■ **Trecho do documento**:
******
É ilustrativo o exemplo que Husserl utiliza para distinguir o tempo cósmico do fenomenológico, ao estabelecer a distinção eidética que há entre a vivência perceptiva da cor e sua extensão.

O tempo cósmico é em relação ao tempo fenomenológico de qualquer maneira análoga ao que é a ‘extensão’ (Ausbreitung), pertencente à essência imanente de um conteúdo concreto de sensação (por exemplo um dado visual no campo dos dados visuais de sensação) em relação à ‘extensão’ (Ausdehnung) espacial objetiva, a saber, a extensão física do objeto que aparece e que se ‘esboça’ visualmente neste dado de sensação. Seria absurdo de situar no mesmo gênero eidético um momento de sensação, como a cor ou a extensão, e o momento da coisa que se esboça através dela, como a cor da coisa e a superfície da coisa. Acontece a mesma coisa no tempo fenomenológico e no tempo do mundo. (HUSSERL, 1950a, p. 271, tradução nossa)

As reflexões de “Idées I” sobre a temporalidade são de ordem genérica. Não diluem o problema do tempo e suas modalidades; fazem apontar apenas para um “enigma” (p. 275) que, não obstante, envolve a esfera fenomenológica, e que não está ainda em vias de se resolver nos limites da obra. Esse enigma aponta para algumas questões importantes: ele envolve uma propriedade eidética que precisa ser situada na redução pura, assim como das conexões das vivências entre si e sua duração na imanência da consciência, como dado do ‘fluxo de vivência’, que se escoam indeterminadamente.
******
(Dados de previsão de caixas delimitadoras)
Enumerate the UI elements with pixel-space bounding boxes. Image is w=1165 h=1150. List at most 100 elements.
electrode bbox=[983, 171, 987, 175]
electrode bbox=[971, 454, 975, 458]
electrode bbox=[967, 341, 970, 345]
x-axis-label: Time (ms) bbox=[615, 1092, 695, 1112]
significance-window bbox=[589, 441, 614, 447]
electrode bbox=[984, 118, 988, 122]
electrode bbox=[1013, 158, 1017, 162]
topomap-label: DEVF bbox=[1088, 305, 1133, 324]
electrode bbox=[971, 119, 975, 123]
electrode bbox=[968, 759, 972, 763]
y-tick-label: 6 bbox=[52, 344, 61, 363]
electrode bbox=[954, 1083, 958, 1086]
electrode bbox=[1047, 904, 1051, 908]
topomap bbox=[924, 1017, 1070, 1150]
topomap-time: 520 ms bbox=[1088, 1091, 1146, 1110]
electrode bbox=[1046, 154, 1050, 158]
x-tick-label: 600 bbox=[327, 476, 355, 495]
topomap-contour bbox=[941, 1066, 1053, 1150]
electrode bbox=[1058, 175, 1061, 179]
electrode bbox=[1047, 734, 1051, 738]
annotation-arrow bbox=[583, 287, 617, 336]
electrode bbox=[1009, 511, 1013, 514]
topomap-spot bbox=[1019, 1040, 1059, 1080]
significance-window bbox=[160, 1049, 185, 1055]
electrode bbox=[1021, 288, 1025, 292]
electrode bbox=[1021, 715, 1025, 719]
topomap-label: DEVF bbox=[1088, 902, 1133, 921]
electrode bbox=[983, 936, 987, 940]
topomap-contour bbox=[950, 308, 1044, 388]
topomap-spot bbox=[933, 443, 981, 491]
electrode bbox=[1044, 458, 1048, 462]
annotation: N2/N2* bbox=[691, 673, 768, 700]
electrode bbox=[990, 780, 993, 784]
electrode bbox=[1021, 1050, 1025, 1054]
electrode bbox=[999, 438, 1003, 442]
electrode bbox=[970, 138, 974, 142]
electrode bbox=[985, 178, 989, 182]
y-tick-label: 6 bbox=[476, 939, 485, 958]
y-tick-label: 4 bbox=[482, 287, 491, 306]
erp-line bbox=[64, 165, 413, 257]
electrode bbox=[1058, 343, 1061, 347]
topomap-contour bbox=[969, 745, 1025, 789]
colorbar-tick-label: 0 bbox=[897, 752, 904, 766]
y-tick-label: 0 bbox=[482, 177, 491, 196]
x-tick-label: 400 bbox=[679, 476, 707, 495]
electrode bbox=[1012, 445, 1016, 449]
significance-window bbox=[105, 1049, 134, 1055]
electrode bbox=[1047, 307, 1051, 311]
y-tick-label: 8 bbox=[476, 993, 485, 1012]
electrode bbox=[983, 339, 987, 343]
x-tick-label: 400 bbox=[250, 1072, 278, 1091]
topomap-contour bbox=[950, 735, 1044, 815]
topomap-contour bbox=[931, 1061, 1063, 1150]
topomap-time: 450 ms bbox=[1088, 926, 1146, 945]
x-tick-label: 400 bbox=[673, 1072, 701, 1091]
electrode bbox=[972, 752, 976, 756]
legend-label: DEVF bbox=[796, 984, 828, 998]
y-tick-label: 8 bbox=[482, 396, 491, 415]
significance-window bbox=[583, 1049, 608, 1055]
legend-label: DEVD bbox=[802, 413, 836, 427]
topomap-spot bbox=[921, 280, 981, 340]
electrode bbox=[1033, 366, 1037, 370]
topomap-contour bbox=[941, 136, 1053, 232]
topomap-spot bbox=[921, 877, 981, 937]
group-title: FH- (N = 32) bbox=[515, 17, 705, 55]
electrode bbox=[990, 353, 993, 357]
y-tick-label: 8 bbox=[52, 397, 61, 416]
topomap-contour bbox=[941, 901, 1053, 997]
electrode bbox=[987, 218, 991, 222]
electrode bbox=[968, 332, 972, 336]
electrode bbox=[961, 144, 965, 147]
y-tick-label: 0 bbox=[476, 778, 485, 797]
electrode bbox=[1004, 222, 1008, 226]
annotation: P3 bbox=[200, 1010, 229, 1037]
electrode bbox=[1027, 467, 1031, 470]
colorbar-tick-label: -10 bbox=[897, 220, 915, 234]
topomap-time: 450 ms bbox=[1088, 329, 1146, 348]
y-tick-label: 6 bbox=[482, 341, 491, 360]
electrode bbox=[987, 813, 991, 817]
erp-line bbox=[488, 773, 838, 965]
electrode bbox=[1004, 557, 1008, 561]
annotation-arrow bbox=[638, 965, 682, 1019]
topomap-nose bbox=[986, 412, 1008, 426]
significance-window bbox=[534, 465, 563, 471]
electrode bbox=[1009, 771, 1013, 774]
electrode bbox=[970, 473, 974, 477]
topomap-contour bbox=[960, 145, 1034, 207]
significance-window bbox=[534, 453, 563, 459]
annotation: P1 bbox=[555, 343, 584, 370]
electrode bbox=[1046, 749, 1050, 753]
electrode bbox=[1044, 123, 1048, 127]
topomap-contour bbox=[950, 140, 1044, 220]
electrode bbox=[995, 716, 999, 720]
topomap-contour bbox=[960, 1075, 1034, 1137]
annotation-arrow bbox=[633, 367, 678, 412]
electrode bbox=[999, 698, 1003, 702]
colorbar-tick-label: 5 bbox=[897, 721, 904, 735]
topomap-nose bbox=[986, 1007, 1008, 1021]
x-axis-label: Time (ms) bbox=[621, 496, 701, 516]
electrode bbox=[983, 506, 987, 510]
******
■ **Item de trabalho 1**: No trecho sobre Husserl, em que página de "Idées I" se encontra o "enigma" referido?
■ **Item de trabalho 2**: Reproduza fielmente, do trecho sobre Husserl, o segmento que vai de "As reflexões de" até "se escoam indeterminadamente.".

■ **Resposta do exercício 1**: Na página 275.

■ **Resposta do exercício 2**:
As reflexões de “Idées I” sobre a temporalidade são de ordem genérica. Não diluem o problema do tempo e suas modalidades; fazem apontar apenas para um “enigma” (p. 275) que, não obstante, envolve a esfera fenomenológica, e que não está ainda em vias de se resolver nos limites da obra. Esse enigma aponta para algumas questões importantes: ele envolve uma propriedade eidética que precisa ser situada na redução pura, assim como das conexões das vivências entre si e sua duração na imanência da consciência, como dado do ‘fluxo de vivência’, que se escoam indeterminadamente.